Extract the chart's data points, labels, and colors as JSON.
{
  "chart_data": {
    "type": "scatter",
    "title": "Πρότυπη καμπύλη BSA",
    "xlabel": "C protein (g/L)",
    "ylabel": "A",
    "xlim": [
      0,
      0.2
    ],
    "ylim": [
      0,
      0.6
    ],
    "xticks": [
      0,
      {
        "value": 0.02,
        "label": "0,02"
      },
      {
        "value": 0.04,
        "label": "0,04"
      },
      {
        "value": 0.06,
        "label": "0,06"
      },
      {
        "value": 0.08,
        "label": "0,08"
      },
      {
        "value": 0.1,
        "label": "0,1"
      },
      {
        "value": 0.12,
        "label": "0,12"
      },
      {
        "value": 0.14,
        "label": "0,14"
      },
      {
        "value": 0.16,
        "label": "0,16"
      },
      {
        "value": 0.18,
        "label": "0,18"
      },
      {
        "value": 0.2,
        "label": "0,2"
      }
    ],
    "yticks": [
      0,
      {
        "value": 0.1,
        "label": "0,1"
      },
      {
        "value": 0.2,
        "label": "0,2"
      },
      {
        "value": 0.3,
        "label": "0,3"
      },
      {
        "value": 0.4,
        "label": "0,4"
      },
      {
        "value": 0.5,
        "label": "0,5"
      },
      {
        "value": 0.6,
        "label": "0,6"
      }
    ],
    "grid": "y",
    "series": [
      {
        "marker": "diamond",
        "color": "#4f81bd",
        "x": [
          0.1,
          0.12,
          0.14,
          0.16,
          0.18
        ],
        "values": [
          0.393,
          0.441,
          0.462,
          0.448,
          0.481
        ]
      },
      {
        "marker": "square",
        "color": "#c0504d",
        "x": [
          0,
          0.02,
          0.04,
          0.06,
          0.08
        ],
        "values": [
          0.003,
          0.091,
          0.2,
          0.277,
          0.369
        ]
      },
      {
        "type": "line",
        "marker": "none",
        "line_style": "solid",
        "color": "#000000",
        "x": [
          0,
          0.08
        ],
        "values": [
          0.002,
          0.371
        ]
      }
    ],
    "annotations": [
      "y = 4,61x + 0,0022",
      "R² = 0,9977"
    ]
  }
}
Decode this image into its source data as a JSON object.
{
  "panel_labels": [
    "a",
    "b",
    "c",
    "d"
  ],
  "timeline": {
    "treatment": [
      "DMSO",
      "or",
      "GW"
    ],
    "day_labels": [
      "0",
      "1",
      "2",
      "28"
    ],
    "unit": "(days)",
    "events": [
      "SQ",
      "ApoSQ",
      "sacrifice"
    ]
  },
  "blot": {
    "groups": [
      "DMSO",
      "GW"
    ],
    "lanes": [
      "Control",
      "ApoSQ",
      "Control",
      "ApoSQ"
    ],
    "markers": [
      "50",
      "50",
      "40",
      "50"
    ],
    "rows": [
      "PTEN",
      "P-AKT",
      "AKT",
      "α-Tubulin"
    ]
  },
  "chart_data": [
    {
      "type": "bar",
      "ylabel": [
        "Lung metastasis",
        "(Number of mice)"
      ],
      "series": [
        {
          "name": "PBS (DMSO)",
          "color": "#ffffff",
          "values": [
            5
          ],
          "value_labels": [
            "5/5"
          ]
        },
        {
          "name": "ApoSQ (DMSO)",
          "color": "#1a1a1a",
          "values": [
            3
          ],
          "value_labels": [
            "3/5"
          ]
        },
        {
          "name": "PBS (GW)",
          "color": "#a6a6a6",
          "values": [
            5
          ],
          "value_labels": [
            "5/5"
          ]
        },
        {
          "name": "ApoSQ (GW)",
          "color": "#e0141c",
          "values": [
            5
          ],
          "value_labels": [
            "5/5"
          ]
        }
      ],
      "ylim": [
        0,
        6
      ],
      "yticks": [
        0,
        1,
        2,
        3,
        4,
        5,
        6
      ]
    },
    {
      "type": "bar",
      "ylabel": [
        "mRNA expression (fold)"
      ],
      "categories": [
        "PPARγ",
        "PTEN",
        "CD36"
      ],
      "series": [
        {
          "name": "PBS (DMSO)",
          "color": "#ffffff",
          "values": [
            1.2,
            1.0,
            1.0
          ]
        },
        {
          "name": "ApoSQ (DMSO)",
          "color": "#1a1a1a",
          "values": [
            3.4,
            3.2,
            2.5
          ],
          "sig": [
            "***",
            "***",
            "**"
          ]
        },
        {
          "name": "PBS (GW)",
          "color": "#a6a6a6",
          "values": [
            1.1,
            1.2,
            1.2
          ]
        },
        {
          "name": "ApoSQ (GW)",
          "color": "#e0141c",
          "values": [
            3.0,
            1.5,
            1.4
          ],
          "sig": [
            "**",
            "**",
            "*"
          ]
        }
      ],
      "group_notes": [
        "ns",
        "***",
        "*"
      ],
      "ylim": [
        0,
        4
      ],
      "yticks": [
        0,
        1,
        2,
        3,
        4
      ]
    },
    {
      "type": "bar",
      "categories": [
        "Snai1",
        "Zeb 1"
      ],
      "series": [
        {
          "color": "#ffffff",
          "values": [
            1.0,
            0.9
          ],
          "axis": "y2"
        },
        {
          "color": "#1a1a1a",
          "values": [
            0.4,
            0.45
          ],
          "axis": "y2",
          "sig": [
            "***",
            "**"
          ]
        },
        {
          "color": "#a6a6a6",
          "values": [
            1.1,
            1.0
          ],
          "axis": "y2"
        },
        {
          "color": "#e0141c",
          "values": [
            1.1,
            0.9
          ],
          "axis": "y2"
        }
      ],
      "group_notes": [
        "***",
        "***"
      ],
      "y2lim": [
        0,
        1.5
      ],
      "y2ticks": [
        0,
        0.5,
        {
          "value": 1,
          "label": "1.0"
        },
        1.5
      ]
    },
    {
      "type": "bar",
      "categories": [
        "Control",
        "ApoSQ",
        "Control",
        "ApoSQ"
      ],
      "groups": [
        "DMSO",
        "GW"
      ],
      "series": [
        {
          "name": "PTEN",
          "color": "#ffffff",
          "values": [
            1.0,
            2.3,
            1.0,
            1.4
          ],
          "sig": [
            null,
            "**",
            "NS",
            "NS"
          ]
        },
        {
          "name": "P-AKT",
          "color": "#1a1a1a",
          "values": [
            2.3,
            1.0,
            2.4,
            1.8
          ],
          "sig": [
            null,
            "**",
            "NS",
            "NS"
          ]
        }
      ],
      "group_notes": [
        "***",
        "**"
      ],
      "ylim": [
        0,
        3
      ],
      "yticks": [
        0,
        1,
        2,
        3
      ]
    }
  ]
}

......

» WHAT THIS TASK INVOLVES: Extract from the data every line where "JSON" shows up.

» PROBLEM SOLUTION:
Extract the chart's data points, labels, and colors as JSON.
Decode this image into its source data as a JSON object.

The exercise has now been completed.